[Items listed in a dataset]
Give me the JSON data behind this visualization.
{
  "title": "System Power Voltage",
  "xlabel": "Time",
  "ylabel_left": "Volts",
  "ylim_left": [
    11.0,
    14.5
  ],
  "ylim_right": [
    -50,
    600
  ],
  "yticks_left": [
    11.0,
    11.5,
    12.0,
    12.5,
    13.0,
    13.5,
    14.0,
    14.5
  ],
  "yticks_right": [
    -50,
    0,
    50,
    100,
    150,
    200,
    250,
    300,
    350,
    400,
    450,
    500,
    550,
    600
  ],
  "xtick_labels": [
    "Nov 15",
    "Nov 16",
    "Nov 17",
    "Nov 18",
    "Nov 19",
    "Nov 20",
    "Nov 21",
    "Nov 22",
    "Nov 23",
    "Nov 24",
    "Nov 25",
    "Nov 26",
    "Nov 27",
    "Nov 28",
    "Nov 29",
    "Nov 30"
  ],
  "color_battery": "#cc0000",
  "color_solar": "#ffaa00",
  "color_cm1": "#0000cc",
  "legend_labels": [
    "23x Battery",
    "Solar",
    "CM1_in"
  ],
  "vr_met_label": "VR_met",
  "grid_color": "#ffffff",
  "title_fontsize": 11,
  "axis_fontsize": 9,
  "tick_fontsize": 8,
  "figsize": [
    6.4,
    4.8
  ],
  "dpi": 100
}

Problem requirements:
The entries above must be returned in full, exactly as shown.

Response to the task:
Give me the JSON data behind this visualization.
{
  "title": "System Power Voltage",
  "xlabel": "Time",
  "ylabel_left": "Volts",
  "ylim_left": [
    11.0,
    14.5
  ],
  "ylim_right": [
    -50,
    600
  ],
  "yticks_left": [
    11.0,
    11.5,
    12.0,
    12.5,
    13.0,
    13.5,
    14.0,
    14.5
  ],
  "yticks_right": [
    -50,
    0,
    50,
    100,
    150,
    200,
    250,
    300,
    350,
    400,
    450,
    500,
    550,
    600
  ],
  "xtick_labels": [
    "Nov 15",
    "Nov 16",
    "Nov 17",
    "Nov 18",
    "Nov 19",
    "Nov 20",
    "Nov 21",
    "Nov 22",
    "Nov 23",
    "Nov 24",
    "Nov 25",
    "Nov 26",
    "Nov 27",
    "Nov 28",
    "Nov 29",
    "Nov 30"
  ],
  "color_battery": "#cc0000",
  "color_solar": "#ffaa00",
  "color_cm1": "#0000cc",
  "legend_labels": [
    "23x Battery",
    "Solar",
    "CM1_in"
  ],
  "vr_met_label": "VR_met",
  "grid_color": "#ffffff",
  "title_fontsize": 11,
  "axis_fontsize": 9,
  "tick_fontsize": 8,
  "figsize": [
    6.4,
    4.8
  ],
  "dpi": 100
}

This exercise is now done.